**GIVEN TEXT:**
4) Non-line-of-sight (NLOS) imaging: we have been able to demonstrate computational localization of moving targets around the corner by recording random acoustic waves that are reflected off nearby walls.

In addition, our research yielded several unexpected discoveries:
1) The research on endoscopic ptychography led to the adaptation of a technique known as 'image scanning microscopy' to lensless fluorescence endoscopy, allowing improved resolution and signal collection efficiency.
2) A new mathematical formulation allowed us to extend computational scattering correction to incoherent fluorescence microscopy, and to photoacosutic tomography.
3) By placing a miniature partially-reflective mirror next to a commercial thin fiber distal end, we have been able to perform real-time holography through dynamically bent fibers, allowing video-rate lensless endoscopic imaging.
4) We have developed a novel unique device that is able to near-perfectly absorb complex light fields, surpassing the state-of-the-art “coherent perfect absorbers” systems by more than three orders of magnitude. This breakthrough may have interesting implications for detectors, modulators, and wireless energy transmission.

We have been able to progress significantly beyond the state of the art in several aspects and directions. The notable advancements are:
1) Our image-guided holographic computational wavefront shaping approach has surpassed the state-of-the-art number of correction parameters (known as ‘degrees of freedom’ or ‘modes’) by more than an order of magnitude. Most importantly, this was achieved using a three orders of magnitude lower number of measurements (i.e. images), opening the path to rapid acquisitions, as required when tackling dynamic distortions, present in dynamically varying samples, such as biological tissues.

**RECORDS:**
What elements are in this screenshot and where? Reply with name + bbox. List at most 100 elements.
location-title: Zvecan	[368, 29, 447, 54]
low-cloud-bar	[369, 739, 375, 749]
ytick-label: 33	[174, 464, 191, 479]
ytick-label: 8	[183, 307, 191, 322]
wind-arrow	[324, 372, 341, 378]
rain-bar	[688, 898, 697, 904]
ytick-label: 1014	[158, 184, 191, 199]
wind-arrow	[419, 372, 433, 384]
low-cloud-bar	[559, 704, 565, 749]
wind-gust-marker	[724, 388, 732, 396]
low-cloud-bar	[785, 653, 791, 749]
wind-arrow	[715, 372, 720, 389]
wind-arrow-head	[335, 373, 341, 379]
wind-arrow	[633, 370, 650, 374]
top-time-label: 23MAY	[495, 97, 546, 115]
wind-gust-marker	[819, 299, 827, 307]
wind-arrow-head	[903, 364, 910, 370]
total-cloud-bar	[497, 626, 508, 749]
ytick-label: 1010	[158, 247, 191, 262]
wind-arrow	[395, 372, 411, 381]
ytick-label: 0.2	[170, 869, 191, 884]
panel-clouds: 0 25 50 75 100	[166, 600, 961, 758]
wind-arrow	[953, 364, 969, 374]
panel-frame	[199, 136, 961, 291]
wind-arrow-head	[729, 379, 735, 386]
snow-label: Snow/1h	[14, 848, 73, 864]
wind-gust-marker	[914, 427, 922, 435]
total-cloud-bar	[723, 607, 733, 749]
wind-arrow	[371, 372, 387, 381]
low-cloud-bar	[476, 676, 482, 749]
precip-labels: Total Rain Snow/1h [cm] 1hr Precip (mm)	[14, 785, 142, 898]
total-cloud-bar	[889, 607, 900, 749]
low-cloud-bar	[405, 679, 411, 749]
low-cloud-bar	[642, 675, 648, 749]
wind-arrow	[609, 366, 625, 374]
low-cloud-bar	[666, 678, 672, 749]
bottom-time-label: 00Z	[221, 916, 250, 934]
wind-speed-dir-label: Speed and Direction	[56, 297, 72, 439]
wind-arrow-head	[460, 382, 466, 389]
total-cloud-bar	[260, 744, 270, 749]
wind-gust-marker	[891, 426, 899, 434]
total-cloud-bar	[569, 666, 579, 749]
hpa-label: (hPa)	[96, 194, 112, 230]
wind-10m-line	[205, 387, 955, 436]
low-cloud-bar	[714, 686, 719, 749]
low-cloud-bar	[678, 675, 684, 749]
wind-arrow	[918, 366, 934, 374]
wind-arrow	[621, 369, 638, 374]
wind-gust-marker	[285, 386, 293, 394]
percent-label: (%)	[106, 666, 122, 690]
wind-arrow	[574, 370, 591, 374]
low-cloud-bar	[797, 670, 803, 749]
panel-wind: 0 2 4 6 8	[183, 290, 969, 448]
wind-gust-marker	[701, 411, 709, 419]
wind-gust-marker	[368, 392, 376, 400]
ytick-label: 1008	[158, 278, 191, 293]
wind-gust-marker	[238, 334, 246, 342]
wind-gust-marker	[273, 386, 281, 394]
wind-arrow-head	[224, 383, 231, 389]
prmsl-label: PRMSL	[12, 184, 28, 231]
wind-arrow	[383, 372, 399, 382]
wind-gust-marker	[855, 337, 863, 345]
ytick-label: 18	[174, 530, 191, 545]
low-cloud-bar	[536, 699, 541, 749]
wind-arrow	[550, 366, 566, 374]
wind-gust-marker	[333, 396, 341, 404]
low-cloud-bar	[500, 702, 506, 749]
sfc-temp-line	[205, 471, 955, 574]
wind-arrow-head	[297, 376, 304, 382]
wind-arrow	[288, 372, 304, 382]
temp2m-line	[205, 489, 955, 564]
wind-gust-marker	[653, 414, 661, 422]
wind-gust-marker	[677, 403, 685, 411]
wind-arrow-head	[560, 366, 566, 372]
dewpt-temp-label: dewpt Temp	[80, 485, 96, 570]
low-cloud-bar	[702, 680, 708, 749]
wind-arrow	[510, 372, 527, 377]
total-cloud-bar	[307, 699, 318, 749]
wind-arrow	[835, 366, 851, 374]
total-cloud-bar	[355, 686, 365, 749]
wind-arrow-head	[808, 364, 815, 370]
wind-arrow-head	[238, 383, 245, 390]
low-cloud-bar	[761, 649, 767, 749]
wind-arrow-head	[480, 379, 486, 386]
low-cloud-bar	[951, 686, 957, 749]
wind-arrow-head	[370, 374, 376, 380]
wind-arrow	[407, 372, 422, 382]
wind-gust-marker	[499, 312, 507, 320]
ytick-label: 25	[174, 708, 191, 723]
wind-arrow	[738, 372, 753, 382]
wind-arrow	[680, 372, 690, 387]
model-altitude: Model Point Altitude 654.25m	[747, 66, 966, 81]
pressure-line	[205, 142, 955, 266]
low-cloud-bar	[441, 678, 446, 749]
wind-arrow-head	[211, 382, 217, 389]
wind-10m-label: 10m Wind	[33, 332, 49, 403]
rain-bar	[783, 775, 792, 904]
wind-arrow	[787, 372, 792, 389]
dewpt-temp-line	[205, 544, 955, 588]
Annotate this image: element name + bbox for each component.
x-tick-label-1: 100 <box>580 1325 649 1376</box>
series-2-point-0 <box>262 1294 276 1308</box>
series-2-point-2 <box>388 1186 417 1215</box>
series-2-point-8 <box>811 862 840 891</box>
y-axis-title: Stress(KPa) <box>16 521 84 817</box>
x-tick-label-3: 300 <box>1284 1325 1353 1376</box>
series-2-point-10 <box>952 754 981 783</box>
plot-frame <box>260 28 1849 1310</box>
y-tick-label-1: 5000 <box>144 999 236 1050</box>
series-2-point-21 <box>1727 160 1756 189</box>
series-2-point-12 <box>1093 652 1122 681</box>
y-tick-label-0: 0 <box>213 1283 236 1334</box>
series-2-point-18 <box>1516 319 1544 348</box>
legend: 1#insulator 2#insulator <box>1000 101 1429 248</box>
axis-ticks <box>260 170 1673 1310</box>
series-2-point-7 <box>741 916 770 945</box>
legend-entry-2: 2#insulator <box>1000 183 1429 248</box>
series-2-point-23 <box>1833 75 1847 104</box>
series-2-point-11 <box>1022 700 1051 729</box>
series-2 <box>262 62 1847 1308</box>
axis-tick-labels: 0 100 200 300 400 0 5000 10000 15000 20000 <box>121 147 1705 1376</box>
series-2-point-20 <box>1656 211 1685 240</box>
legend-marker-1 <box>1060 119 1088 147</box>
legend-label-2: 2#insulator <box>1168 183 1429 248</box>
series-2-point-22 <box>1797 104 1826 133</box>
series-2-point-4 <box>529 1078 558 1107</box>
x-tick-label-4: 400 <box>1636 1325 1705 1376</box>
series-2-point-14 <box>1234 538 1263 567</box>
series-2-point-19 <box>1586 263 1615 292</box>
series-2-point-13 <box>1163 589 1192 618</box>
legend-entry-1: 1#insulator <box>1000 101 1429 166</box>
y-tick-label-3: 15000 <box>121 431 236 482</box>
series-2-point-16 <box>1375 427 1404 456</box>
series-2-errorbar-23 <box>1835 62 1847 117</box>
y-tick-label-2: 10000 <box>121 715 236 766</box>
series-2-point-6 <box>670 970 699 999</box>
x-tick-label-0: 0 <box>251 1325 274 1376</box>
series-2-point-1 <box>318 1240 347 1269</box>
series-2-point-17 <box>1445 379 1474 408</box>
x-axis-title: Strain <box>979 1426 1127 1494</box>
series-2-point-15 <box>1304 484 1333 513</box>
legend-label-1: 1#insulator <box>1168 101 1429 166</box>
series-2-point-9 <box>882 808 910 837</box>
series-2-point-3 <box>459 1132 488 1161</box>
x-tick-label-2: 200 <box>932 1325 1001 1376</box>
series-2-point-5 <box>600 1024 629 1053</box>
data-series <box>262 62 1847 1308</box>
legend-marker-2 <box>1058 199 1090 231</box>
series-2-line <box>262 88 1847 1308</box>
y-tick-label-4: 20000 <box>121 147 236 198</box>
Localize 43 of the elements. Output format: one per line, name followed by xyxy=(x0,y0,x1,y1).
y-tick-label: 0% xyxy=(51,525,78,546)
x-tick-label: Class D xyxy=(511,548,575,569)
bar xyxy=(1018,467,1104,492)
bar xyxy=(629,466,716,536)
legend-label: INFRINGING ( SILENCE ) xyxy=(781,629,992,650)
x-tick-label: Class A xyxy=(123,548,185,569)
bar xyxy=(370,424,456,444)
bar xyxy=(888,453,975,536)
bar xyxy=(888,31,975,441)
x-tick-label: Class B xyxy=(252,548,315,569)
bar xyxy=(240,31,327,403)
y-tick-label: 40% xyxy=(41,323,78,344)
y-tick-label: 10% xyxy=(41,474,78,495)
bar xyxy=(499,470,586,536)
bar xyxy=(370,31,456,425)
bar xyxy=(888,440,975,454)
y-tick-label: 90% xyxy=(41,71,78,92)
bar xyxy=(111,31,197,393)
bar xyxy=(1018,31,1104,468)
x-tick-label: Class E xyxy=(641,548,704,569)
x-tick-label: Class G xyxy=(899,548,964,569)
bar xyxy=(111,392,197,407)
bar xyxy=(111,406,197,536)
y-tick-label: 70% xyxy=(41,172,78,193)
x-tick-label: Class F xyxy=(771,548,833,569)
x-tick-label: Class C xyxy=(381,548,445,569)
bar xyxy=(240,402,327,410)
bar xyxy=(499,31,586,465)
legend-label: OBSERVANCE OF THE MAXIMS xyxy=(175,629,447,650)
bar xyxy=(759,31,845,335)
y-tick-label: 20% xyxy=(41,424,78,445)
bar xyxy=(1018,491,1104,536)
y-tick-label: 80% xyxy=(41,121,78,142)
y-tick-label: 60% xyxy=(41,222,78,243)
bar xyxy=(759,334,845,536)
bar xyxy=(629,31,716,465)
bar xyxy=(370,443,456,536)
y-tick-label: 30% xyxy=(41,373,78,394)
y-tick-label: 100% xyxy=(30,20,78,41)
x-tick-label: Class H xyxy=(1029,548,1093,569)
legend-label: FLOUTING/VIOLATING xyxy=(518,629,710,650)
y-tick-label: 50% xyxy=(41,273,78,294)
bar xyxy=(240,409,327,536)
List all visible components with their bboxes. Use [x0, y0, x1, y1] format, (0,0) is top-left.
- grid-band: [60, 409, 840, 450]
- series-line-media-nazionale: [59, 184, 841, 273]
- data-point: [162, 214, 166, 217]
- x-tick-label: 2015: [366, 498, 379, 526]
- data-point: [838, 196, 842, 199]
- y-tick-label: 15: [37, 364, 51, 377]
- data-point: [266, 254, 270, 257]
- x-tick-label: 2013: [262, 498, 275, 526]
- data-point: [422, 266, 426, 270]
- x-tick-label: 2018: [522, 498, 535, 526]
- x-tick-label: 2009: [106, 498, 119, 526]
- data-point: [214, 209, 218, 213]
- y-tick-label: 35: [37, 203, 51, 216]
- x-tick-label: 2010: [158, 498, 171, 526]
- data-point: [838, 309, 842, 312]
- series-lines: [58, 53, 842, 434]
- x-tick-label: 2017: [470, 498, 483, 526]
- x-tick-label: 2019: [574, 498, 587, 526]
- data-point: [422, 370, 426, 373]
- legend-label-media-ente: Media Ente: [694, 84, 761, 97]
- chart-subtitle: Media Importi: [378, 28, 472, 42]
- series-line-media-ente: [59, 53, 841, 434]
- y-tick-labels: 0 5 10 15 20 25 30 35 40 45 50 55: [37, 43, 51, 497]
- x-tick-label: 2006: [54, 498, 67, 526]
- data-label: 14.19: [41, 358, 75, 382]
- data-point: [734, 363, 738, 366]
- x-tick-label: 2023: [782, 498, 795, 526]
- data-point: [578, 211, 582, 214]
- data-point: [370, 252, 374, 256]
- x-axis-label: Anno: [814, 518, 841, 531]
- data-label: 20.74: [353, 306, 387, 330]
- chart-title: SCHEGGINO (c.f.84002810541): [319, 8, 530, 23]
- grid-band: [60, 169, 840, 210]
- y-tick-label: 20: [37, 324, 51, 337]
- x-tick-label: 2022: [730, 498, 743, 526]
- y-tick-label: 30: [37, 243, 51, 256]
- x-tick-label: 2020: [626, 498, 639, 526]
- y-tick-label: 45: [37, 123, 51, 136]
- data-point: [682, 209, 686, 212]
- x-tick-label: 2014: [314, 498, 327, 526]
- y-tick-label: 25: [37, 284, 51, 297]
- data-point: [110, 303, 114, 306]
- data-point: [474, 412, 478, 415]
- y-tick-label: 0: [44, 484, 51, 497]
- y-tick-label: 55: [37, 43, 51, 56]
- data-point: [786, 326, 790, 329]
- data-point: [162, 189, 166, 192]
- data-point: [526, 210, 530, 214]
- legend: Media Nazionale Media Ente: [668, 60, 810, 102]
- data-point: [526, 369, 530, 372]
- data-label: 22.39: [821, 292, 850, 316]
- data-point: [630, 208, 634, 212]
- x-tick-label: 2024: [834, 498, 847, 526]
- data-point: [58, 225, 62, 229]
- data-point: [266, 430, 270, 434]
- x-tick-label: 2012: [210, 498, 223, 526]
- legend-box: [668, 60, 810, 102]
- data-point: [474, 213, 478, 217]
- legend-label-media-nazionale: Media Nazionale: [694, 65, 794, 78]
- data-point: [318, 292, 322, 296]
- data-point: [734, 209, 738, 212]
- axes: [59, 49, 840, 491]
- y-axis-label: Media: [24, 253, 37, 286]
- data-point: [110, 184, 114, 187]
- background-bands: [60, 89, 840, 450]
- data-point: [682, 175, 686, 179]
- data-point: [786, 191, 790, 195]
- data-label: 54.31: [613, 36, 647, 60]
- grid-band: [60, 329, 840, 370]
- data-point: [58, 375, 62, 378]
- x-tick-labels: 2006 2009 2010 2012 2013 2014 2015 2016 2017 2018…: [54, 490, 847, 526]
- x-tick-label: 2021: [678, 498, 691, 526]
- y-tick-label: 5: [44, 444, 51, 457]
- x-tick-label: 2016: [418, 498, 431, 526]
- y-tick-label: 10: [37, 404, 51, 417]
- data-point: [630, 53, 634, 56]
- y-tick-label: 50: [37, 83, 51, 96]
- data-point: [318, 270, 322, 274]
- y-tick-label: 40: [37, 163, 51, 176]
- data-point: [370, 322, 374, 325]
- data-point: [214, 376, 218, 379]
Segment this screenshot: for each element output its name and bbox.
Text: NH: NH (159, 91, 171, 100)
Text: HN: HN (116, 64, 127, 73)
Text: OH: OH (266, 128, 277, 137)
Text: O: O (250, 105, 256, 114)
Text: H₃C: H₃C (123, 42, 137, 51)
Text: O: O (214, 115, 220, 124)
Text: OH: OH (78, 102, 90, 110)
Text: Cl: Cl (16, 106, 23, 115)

**PROBLEM SET:**
1. Repeat the research summary word for word, starting at "4) Non-line-of-sight (NLOS)" and ending at "off nearby walls.".
2. Pick up the research summary after its last sentence and continue writing it.
The data above comes from a separate source and is unrelated to the research summary.

**RESULTS BY TASK:**
1.
4) Non-line-of-sight (NLOS) imaging: we have been able to demonstrate computational localization of moving targets around the corner by recording random acoustic waves that are reflected off nearby walls.

2.
2) Our memory-efficient implementation of the state of the art scattering compensation algorithm has allowed correction and reconstruction of megapixel-scale images, more than two orders of magnitude larger pixel-count than the state of the art. In addition, our novel cross-correlation (covariance-matrix) based approach for fluorescence imaging through scattering layers allowed imaging of orders of magnitude more complex-shaped objects than the previous state-of-the-art, using a smaller number of measurements.
3) We have demonstrated lensless endoscopic microscopy of fluorescent targets with a light collection efficiency and resolution that surpass the current state-of-the-art by adapting the technique known as ‘image scanning microscopy’, originally developed for confocal microscopy.
4) Our ‘distal-holography’ technique allows imaging through dynamically bent lensless fibers without the need to compensate for wavefront distortions, using a much simpler experimental setup, and without any adaptive computational algorithm.
5) The novel ‘Massively degenerate coherent perfect absorber’ device that we have developed surpass the state-of-the-art systems by being able to near-perfectly absorb more than three orders of magnitude more complex optical fields. This advancement was recognized by being selected as one of the ‘top 10 breakthroughs in Physics for 2022’ by PhysicsWorld.

The expected results until the end of the project include the refinement and optimization of the above techniques in terms of acquisition and processing speed, and most importantly, in the ability to tackle volumetric scattering, which requires a more complex wavefront correction scheme. Once developed and matured, we will aim at testing the different techniques on various samples, including biological tissues.